======== Extracto del documento ========

Formentera despierta otro estado de ánimo: la adicción. Casi todos vuelven y cuando ya han venido algunas veces, sienten nostalgia de ella. Que se lo pregunten a las familias italianas que regresan cada año a Maryland o a otros lugares de vacaciones, hasta el punto de que Formentera parece más cerca de la costa toscana que del Levante peninsular. Los privilegiados que se han establecido en la isla apenas soportan la distancia. El alemán Shoppi tiene su variopinto taller de escultura en la entrada de Sant Francesc; llegó en los años setenta para una breve estancia. Uno de los históricos, el americano Dicky, vio marchar a sus compañeros a Katmandú y sigue en Cala Saona también dedicado a la escultura. Igual que el anónimo artista que desde hace años construye poco a poco en las rocas de Trocadors un poblado de piratas con los desechos que arroja el mar. Los nativos son igual de adictos. Nacida en la isla en una familia de armadores, María asegura que la vida en la pitiusa menor siempre ha sido y será difícil. Ella mantiene la única naviera de Formentera, dos barcos que la conectan con Ibiza y que se cruzan con los más rápidos de la competencia. Los inviernos son duros y solitarios, pero María no podría vivir en ningún otro lugar.

Refugio fortificado

La isla tiene su capital, aunque no lo parezca. Sant Francesc se reduce a varias acogedoras calles animadas con tenderetes y una inesperada plaza en la que se eleva la iglesia de 1726, de muros altos y lisos, pues era utilizada como refugio fortificado contra las invasiones berberiscas. Algunos kilómetros adelante está Sant Ferran de Ses Roques, núcleo urbano deslavazado que conserva un bastión de los buenos tiempos, la fonda Pepe, donde todos los trotamundos se encontraban en los años sesenta. Es un buen lugar para resguardarse del sol de la tarde e incluso para cenar en torno a personajes detenidos en el pasado. La tercera población de la isla se encuentra en los altos de la Mola, El Pilar. Vale la pena subir a ese otro hemisferio de Formentera y pasear por su elevada quietud. Partiendo por la mitad una de sus casas, el meridiano de Dunkerque deja un trazo geodésico entre dos habitaciones. Hay una interesante historia detrás de los cálculos que el físico francés Arigo realizó en la finca de Sa Talaiassa a principios del siglo XIX. ¿Quién iba a entender entonces que un extranjero pretendiese medir algo inexistente?

========

En el texto sobre Formentera, ¿de qué año es la iglesia de la plaza de Sant Francesc?

======== Datos proporcionados ========

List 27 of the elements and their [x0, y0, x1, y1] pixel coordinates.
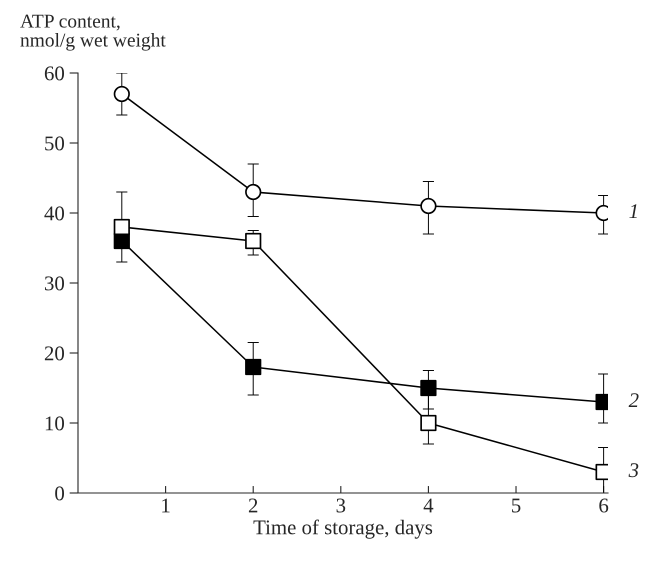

========
======== Datos proporcionados ========

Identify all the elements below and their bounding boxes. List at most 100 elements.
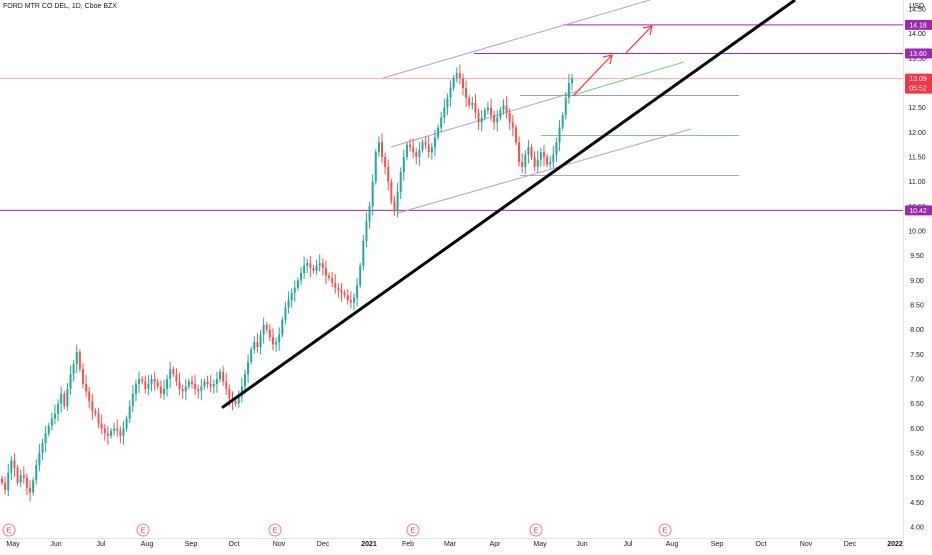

========

Solución del ejercicio: De 1726.